-- start of EXERCISE MATERIALS --
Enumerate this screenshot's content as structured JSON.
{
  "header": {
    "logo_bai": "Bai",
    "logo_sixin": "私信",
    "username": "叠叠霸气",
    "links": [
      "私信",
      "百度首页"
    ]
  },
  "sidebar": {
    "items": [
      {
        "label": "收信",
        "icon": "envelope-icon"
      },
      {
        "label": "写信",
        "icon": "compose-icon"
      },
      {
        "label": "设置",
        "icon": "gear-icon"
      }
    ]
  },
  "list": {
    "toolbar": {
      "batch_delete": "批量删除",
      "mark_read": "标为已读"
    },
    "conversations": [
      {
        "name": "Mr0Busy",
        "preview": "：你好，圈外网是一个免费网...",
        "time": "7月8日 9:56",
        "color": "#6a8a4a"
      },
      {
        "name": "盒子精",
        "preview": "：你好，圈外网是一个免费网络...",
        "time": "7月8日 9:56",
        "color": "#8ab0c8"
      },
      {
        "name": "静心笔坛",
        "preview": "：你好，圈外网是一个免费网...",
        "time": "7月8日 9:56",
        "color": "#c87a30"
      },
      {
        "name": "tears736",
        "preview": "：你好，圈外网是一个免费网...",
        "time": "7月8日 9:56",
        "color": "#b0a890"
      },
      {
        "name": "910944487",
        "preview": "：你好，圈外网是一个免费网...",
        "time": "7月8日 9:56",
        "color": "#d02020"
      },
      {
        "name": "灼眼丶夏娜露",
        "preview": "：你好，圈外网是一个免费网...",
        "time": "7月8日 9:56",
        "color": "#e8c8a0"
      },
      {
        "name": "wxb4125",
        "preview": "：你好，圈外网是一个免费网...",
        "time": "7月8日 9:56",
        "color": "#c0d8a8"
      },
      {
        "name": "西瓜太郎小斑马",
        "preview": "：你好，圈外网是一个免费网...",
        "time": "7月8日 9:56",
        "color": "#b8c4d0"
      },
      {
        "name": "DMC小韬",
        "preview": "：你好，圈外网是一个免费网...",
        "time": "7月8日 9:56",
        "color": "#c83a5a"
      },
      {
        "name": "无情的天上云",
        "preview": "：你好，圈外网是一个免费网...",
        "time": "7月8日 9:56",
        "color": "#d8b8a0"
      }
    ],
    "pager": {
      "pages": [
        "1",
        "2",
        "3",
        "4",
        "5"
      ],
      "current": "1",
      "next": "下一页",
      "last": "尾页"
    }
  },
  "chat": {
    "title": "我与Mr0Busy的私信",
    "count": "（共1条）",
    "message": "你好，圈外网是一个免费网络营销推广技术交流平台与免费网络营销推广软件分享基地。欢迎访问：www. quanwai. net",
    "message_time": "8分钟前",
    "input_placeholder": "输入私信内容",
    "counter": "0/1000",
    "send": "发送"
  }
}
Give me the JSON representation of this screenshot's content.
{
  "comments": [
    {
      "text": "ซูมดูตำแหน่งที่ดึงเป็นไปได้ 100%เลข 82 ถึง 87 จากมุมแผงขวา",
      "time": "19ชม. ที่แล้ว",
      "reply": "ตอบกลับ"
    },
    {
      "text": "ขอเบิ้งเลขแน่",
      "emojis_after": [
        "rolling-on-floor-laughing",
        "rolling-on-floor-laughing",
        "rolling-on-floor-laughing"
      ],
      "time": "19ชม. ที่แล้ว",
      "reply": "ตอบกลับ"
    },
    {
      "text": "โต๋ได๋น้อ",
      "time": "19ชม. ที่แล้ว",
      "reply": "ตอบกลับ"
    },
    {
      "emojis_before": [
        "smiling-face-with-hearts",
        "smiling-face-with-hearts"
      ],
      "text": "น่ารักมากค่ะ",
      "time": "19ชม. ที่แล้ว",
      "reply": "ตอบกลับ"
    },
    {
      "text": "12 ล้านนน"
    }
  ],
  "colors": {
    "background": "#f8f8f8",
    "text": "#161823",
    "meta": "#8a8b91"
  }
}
-- end of EXERCISE MATERIALS --
Tally the lines of the data that contain the string "hearts" and report the total alone.

2